* _GIVEN PROBLEM_:
Say how many lines hold the string "nach"; please write nothing but the number.

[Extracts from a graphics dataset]
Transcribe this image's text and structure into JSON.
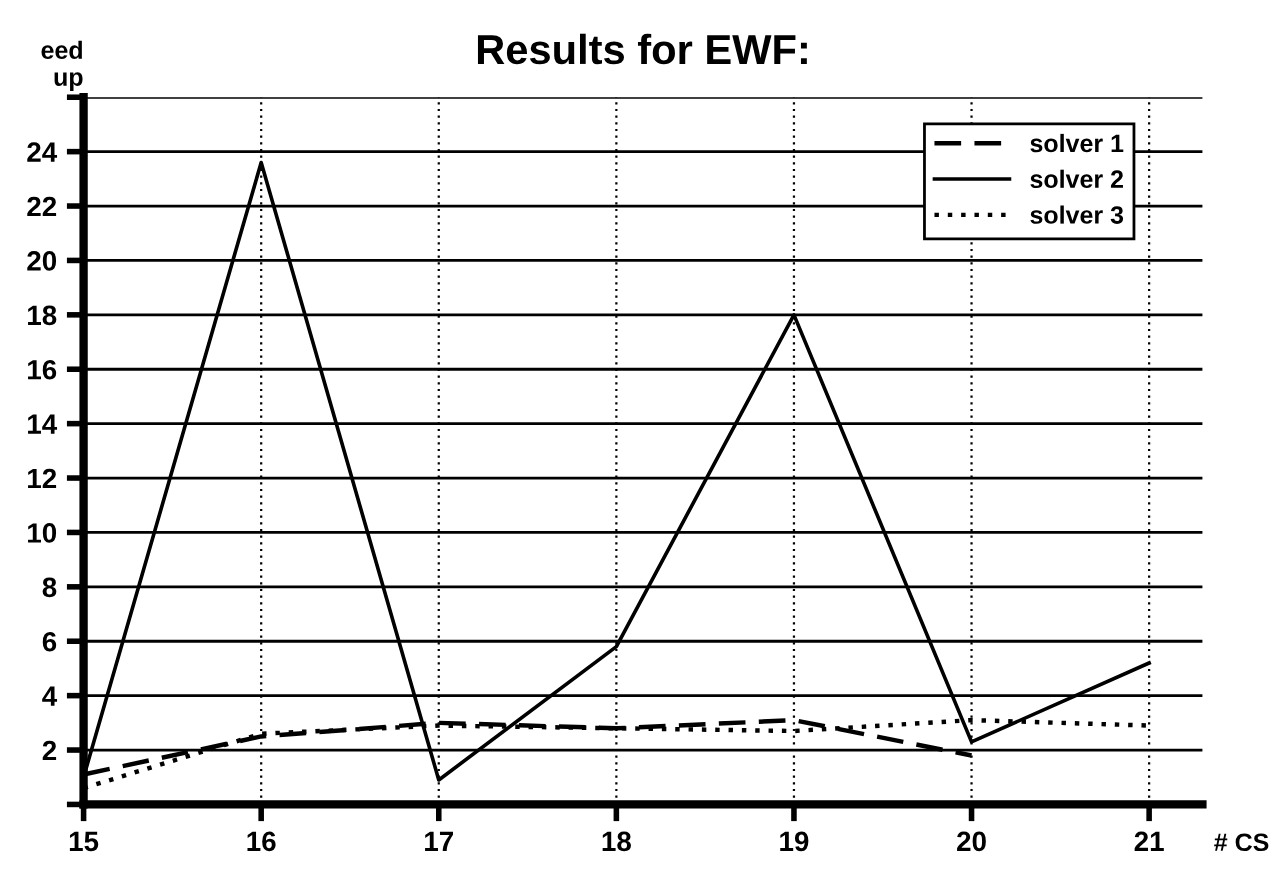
{
  "chart_data": {
    "type": "line",
    "title": "Results for EWF:",
    "xlabel": "# CS",
    "ylabel": "eed\nup",
    "x": [
      15,
      16,
      17,
      18,
      19,
      20,
      21
    ],
    "series": [
      {
        "name": "solver 1",
        "color": "#000000",
        "line_style": "dashed",
        "values": [
          1.1,
          2.5,
          3.0,
          2.8,
          3.1,
          1.8,
          null
        ]
      },
      {
        "name": "solver 2",
        "color": "#000000",
        "line_style": "solid",
        "values": [
          1.0,
          23.6,
          0.9,
          5.8,
          18,
          2.3,
          5.2
        ]
      },
      {
        "name": "solver 3",
        "color": "#000000",
        "line_style": "dotted",
        "values": [
          0.6,
          2.6,
          2.9,
          2.8,
          2.7,
          3.1,
          2.9
        ]
      }
    ],
    "xlim": [
      15,
      21.3
    ],
    "xticks": [
      15,
      16,
      17,
      18,
      19,
      20,
      21
    ],
    "ylim": [
      0,
      26
    ],
    "yticks": [
      {
        "value": 0,
        "label": null
      },
      2,
      4,
      6,
      8,
      10,
      12,
      14,
      16,
      18,
      20,
      22,
      24,
      {
        "value": 26,
        "label": null
      }
    ],
    "grid": true,
    "legend": "top right",
    "marker": "none"
  }
}
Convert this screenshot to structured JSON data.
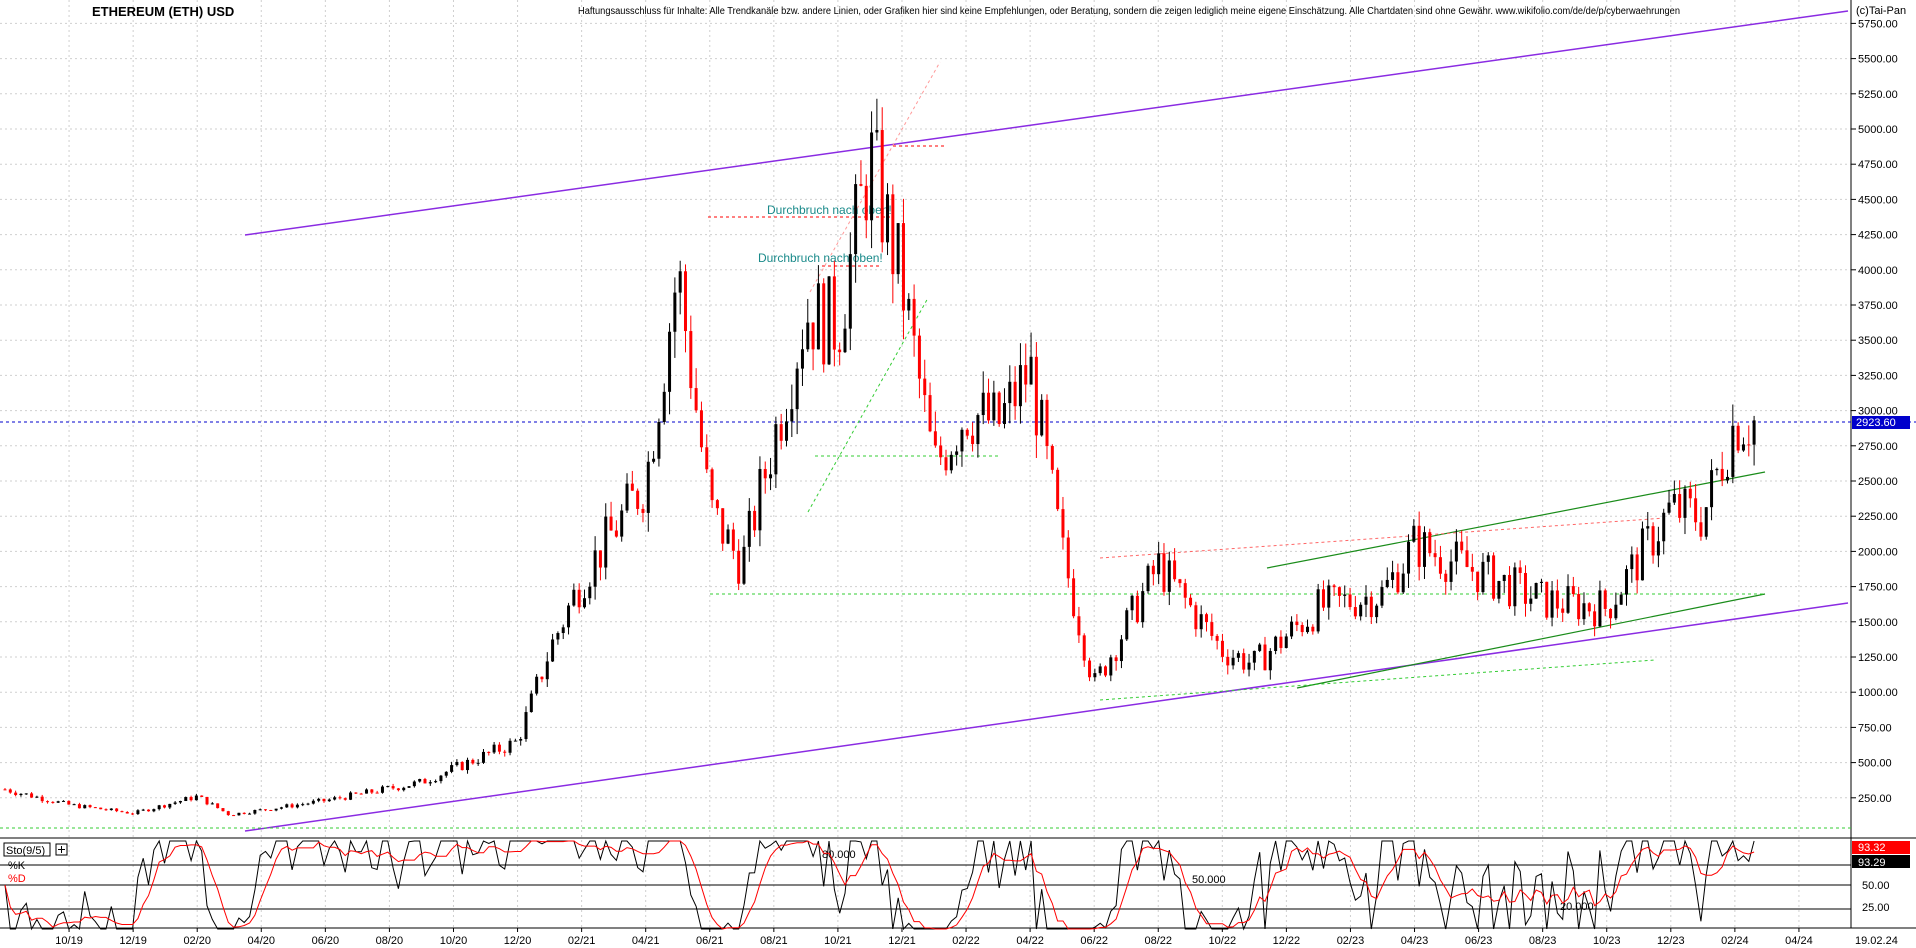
{
  "header": {
    "title": "ETHEREUM (ETH) USD",
    "disclaimer": "Haftungsausschluss für Inhalte: Alle Trendkanäle bzw. andere Linien, oder Grafiken hier sind keine Empfehlungen, oder Beratung, sondern die zeigen lediglich meine eigene Einschätzung. Alle Chartdaten sind ohne Gewähr.  www.wikifolio.com/de/de/p/cyberwaehrungen",
    "copyright": "(c)Tai-Pan"
  },
  "colors": {
    "up": "#000000",
    "down": "#ff0000",
    "channel": "#8a2be2",
    "trend_green": "#1a8c1a",
    "dashed_green": "#33cc33",
    "dashed_red": "#ff6666",
    "price_line": "#0000cc",
    "annotation": "#1a8a8a"
  },
  "icons": {
    "sto_toggle": "plus-box-icon"
  },
  "chart_data": [
    {
      "type": "line",
      "subtype": "candlestick",
      "title": "ETHEREUM (ETH) USD",
      "x_tick_labels": [
        "10/19",
        "12/19",
        "02/20",
        "04/20",
        "06/20",
        "08/20",
        "10/20",
        "12/20",
        "02/21",
        "04/21",
        "06/21",
        "08/21",
        "10/21",
        "12/21",
        "02/22",
        "04/22",
        "06/22",
        "08/22",
        "10/22",
        "12/22",
        "02/23",
        "04/23",
        "06/23",
        "08/23",
        "10/23",
        "12/23",
        "02/24",
        "04/24",
        "19.02.24"
      ],
      "y_tick_labels": [
        "250.00",
        "500.00",
        "750.00",
        "1000.00",
        "1250.00",
        "1500.00",
        "1750.00",
        "2000.00",
        "2250.00",
        "2500.00",
        "2750.00",
        "3000.00",
        "3250.00",
        "3500.00",
        "3750.00",
        "4000.00",
        "4250.00",
        "4500.00",
        "4750.00",
        "5000.00",
        "5250.00",
        "5500.00",
        "5750.00"
      ],
      "ylim": [
        0,
        5850
      ],
      "last_price": "2923.60",
      "series": [
        {
          "x": [
            "2019-08",
            "2019-10",
            "2019-12",
            "2020-02",
            "2020-03",
            "2020-06",
            "2020-09",
            "2020-12",
            "2021-01",
            "2021-02",
            "2021-04",
            "2021-05",
            "2021-06",
            "2021-07",
            "2021-09",
            "2021-10",
            "2021-11",
            "2021-12",
            "2022-01",
            "2022-02",
            "2022-03",
            "2022-04",
            "2022-05",
            "2022-06",
            "2022-08",
            "2022-10",
            "2022-11",
            "2023-01",
            "2023-03",
            "2023-04",
            "2023-06",
            "2023-08",
            "2023-10",
            "2023-12",
            "2024-01",
            "2024-02"
          ],
          "values": [
            310,
            200,
            140,
            260,
            130,
            230,
            360,
            650,
            1300,
            1800,
            2500,
            4000,
            2300,
            1900,
            3700,
            3600,
            4800,
            3900,
            2600,
            3000,
            2900,
            3300,
            2000,
            1050,
            1900,
            1300,
            1200,
            1600,
            1700,
            2050,
            1850,
            1650,
            1600,
            2300,
            2250,
            2923
          ]
        }
      ],
      "annotations": [
        "Durchbruch nach oben!",
        "Durchbruch nach oben!"
      ]
    },
    {
      "type": "line",
      "title": "Sto(9/5)",
      "series_labels": [
        "%K",
        "%D"
      ],
      "y_tick_labels": [
        "25.00",
        "50.00"
      ],
      "ylim": [
        0,
        100
      ],
      "level_labels": [
        "80.000",
        "50.000",
        "20.000"
      ],
      "last_k": "93.32",
      "last_d": "93.29"
    }
  ]
}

* _RESULT OF THE EXERCISE_:
2